REQUEST:
Write out every line below that includes the word "Model".
/---
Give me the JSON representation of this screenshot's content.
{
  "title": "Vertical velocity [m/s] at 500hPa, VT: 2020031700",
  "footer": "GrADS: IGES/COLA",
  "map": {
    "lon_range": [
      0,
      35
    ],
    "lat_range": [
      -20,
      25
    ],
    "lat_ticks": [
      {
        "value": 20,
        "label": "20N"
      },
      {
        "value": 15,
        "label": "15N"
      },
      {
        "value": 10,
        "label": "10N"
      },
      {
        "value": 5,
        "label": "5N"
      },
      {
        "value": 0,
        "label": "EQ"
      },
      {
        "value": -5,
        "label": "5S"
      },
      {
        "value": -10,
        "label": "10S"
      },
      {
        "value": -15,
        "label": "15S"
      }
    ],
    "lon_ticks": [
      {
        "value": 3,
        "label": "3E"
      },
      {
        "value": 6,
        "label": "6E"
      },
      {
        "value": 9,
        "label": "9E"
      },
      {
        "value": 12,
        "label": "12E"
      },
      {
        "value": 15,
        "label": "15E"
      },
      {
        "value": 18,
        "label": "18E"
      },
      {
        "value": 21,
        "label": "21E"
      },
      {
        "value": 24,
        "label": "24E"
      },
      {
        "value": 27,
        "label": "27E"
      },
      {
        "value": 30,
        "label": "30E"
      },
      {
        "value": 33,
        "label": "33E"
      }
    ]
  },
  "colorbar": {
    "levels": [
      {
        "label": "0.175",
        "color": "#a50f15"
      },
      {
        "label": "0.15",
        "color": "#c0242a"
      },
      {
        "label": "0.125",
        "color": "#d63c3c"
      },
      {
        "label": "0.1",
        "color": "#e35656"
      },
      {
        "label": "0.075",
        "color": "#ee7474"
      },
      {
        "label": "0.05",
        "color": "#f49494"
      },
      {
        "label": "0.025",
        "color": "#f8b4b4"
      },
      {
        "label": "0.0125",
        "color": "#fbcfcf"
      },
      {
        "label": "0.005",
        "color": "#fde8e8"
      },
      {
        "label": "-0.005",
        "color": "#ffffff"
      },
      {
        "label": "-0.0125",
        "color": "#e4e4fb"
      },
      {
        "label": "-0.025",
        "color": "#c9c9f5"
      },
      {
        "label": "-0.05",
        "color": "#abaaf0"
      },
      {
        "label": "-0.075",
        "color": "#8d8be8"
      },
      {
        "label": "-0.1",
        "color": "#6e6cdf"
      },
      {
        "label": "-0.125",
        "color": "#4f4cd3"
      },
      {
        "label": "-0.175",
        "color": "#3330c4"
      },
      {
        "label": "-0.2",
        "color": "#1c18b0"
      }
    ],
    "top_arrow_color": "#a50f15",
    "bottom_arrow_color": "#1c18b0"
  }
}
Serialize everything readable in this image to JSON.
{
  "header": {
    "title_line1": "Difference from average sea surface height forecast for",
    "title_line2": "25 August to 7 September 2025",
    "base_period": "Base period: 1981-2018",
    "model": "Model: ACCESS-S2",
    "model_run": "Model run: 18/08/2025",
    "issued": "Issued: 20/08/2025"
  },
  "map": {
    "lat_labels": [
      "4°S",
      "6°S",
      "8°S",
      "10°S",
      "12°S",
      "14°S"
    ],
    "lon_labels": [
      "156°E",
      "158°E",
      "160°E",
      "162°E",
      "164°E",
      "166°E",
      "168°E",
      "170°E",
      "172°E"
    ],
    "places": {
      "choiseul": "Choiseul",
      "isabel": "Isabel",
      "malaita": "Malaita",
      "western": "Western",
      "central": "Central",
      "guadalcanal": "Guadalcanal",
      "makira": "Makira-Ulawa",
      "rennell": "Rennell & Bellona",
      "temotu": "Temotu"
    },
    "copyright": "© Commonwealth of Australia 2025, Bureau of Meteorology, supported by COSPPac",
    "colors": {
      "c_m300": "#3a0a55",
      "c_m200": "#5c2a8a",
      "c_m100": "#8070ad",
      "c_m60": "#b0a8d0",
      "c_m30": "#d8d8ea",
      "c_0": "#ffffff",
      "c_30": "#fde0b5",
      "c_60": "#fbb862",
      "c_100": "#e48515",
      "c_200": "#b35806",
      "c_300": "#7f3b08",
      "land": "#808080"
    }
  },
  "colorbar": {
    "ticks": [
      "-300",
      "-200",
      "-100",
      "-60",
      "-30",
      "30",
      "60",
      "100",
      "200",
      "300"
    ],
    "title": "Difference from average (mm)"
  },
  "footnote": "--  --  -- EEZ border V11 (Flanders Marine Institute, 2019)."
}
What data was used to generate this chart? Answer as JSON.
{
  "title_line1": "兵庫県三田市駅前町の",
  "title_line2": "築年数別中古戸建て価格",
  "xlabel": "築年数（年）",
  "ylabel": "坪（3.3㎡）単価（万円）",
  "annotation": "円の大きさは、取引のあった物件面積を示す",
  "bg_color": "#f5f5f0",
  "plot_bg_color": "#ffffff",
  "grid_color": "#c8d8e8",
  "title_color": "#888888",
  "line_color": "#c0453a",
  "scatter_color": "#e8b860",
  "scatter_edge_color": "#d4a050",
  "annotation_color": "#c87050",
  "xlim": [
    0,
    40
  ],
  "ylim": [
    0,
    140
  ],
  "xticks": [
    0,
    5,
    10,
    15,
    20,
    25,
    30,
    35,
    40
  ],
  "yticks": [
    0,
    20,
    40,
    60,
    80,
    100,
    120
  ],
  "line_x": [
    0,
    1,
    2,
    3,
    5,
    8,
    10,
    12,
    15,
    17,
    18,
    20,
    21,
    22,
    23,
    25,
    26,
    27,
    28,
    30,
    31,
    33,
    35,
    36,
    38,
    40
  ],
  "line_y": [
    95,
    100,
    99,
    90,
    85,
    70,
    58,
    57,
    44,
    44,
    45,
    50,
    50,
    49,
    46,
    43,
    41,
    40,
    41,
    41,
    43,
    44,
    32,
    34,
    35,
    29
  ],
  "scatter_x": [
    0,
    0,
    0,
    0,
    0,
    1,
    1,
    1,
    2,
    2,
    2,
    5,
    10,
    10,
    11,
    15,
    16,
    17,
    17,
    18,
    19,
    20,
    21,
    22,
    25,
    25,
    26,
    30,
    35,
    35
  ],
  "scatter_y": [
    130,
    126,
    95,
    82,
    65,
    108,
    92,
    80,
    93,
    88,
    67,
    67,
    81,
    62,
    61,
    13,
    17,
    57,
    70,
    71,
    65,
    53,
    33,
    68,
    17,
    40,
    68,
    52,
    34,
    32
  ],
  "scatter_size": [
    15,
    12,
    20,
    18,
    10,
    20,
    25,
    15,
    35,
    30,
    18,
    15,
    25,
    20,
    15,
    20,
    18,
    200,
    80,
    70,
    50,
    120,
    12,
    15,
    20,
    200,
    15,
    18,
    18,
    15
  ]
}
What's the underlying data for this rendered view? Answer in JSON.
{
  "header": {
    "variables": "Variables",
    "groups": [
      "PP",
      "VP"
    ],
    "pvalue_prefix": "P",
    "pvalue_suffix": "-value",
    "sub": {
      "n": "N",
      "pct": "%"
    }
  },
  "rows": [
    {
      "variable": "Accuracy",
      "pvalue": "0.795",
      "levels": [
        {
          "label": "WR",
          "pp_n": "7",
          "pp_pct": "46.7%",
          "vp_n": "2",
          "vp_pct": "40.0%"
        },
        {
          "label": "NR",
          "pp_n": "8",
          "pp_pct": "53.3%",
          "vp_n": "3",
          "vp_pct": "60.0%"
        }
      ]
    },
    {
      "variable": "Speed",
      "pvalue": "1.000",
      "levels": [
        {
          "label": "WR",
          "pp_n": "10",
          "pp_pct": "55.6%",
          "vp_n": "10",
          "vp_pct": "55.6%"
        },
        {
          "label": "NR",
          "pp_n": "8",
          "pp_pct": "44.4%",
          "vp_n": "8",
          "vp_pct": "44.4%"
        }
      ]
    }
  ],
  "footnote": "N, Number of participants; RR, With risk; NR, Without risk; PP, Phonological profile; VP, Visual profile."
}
\---
REPLY TO THE EXERCISE:
    "model": "Model: ACCESS-S2",
    "model_run": "Model run: 18/08/2025",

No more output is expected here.